▸ **What needs to be done**
Write the next part of the introduction on human evolution, brain-related genes and lipid storage diseases, picking up right after its last sentence.

▸ **Extract**
HOMO sapiens has evolved to adapt to new and diverse environments, showing rapid population expansion since the exodus from Africa, 60–80 thousand years (KY) ago (Watson et al. 1997; Macaulay et al. 2005; Kivisild et al. 2006; Mellars 2006). At the same time, modern humans have acquired specific mental activity (e.g., language, symbols, culture, arts, etc.) (Henshilwood et al. 2002; Mellars 2006; Bouzouggar et al. 2007), a possible driving force for subsequent dispersal around the world (Klein 1999; Mellars 2006). In this process of modern human evolution, it is likely that some genes, especially those related to mental activity, have evolved under natural selection (Nei 1983). Recent studies have reported positively selected genes for mental activity and/or brain development in the human lineage: Abnormal spindle-like microcephaly associated and Microcephalin in relation to brain size (ASPM, Zhang 2003; MCPH1, Evans et al. 2004; Wang and Su 2004, but see Currat et al. 2006; Yu et al. 2007); Dopamine receptor D4 and Monoamine oxidase A in relation to emotional activity (DRD4, Ding et al. 2002; MAOA, Gilad et al. 2002); Forkhead box P2 in relation to language (FOXP2, Enard et al. 2002; Zhang et al. 2002); and Spinocerebellar ataxia type 2 and Pituitary adenylate cyclase-activating polypeptide in relation to neurodegenerative disorders (SCA2, Yu et al. 2005; PACAP, Wang et al. 2005). In addition, many causal genes for several types of mental retardation, possibly related to brain and cognitive development, have recently been reported (Inlow and Restifo 2004; Mervis and Becerra 2007; Schumacher et al. 2007). These genes are further thought to influence mental activity.

Our interest lies in lipid storage diseases (LSDs) such as Gaucher, Tay-Sachs, Farber, and Niemann-Pick diseases, all of which are the result of inherited deficiency of genes whose products are related to sphingolipid metabolism. Deficiency causes intralysosomal accumulation of unmetabolized sphingolipids, ubiquitous components of eukaryotic cell membranes that play important roles in intracellular signaling and membrane structure (Futerman and Hannun 2004; Futerman and Riezman 2005). Sphingolipids regulate neuronal growth rates, differentiation, and death of neurons. This regulation depends on the concentration of sphingolipids in their metabolism pathway (Buccoliero et al. 2002; Buccoliero and Futerman 2003).

▸ **Recorded information**

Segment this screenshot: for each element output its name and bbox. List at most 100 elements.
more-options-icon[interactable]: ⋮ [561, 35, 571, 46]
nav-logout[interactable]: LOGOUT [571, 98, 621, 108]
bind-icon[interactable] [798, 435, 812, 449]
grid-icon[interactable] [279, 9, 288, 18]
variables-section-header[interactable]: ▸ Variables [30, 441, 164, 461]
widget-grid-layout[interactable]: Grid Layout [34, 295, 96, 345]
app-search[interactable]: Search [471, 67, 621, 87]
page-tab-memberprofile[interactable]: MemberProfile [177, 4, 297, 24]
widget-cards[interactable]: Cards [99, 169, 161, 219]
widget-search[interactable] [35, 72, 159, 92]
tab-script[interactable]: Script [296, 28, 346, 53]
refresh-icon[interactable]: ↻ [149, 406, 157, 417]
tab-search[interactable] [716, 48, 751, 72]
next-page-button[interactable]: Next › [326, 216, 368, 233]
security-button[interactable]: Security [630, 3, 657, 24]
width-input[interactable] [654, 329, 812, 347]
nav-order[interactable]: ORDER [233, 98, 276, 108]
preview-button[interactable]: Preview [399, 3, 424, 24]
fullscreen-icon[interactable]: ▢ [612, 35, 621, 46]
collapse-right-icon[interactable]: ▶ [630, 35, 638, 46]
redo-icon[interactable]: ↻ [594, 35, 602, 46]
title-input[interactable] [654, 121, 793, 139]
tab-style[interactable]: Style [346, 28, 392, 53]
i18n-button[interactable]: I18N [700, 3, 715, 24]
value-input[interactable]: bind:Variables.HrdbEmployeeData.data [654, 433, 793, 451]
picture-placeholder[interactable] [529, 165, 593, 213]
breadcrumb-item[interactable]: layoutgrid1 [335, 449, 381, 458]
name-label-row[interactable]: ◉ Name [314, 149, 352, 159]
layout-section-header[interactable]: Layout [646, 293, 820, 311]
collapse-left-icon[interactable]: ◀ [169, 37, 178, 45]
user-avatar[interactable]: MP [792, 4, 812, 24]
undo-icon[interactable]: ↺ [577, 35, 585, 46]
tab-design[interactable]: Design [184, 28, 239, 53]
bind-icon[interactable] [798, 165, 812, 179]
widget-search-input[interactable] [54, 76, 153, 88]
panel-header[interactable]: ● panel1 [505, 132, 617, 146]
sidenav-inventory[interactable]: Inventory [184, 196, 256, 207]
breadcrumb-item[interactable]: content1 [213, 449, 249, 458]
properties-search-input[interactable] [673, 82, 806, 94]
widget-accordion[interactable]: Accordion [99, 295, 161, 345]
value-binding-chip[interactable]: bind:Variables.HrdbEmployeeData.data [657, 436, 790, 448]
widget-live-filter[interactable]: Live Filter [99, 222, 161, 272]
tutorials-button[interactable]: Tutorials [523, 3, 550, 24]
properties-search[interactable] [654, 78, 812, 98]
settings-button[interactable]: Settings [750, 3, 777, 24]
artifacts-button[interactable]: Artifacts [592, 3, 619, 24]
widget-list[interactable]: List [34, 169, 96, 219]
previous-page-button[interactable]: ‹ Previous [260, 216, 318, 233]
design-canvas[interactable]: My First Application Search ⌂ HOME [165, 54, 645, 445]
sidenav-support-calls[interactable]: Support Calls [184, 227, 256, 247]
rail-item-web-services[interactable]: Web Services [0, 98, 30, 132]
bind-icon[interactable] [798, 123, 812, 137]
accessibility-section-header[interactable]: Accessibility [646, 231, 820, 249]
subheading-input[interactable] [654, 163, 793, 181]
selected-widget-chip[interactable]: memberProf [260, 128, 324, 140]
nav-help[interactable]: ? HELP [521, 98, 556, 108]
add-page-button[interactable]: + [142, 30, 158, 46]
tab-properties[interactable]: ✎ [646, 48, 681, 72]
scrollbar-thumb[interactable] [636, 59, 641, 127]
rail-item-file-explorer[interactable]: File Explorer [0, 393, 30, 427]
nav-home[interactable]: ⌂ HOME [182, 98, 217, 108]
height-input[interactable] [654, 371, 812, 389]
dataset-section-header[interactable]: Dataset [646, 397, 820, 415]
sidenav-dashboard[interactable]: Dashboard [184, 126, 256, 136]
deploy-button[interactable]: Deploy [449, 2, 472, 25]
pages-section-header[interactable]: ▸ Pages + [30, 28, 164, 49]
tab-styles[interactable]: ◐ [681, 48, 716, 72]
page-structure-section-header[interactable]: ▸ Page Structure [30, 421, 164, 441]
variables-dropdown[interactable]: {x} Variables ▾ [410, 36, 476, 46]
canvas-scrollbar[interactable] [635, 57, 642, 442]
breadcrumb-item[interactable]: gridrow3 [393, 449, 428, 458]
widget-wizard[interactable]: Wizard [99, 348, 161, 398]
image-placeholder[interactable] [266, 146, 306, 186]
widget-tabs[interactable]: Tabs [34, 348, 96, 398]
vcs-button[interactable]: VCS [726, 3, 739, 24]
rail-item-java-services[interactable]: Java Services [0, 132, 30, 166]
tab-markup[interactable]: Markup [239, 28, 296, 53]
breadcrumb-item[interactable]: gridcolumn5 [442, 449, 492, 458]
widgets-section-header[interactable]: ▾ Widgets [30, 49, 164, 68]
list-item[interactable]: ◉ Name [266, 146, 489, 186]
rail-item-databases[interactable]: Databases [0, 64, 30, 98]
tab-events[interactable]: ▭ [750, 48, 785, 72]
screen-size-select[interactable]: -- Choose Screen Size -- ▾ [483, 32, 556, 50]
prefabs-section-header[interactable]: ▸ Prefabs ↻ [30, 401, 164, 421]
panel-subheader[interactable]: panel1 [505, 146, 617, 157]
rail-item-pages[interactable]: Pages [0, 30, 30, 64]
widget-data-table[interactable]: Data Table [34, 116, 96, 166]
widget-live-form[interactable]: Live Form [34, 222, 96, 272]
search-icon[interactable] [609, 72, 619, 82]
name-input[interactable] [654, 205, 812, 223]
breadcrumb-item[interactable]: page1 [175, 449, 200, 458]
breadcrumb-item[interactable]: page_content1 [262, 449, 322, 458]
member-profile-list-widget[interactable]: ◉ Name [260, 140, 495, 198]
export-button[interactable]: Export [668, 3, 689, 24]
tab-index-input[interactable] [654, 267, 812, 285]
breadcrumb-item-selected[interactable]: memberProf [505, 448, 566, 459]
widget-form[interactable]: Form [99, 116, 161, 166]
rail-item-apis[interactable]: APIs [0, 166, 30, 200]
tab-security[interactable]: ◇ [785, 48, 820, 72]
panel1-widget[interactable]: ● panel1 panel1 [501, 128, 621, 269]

▸ **Expected output**
Ceramides are at the hub of sphingolipid metabolism and serve as the first point of significant sphingolipid accumulation in the de novo pathway (Hannun and Obeid 2002; Merrill 2002). This pathway involves acid ceramidase (ASAH1) (also known as N-acylsphingosine amidohydrolase, ASAH) (AC, MIM 228000, EC 3.5.1.23) (Rother et al. 1992), which hydrolyzes ceramides into sphingosines and free fatty acids (Gatt 1963). Catalysis of ASAH1 is highly related to neuronal development (Schwarz and Futerman 1997; Ruvolo 2003), and inherited deficiency leads to accumulation of ceramides in various tissues, resulting in Farber disease also known as Farber lipogranulomatosis (Sugita et al. 1972). Farber disease is a rare disorder with an autosomal recessive mode of inheritance. Typical symptoms include painful swelling of joints, hoarseness, and premature death, and depending on the tissues affected by the storage of ceramides, severe nervous system dysfunction (Moser 1995). Several mutations for Farber disease have been reported; a single nucleotide deletion (V96del, Muramatsu et al. 2002) and nine single nonsynonymous mutations (Y36C, V97E, E138V, L182V, T222K, G235R, R254G, N320D, and P362R, Koch et al. 1996; Li et al. 1999; Bär et al. 2001; Muramatsu et al. 2002; Devi et al. 2006). The gene is located on the short arm of chromosome 8 (8p22–p21.3), is ∼28.5 kb long, appears to be a single-copy gene, and encodes 14 exons. Depending on the splicing pattern, ASAH1 is translated into either 395 or 411 amino acids (NP_808592 and NP_004306).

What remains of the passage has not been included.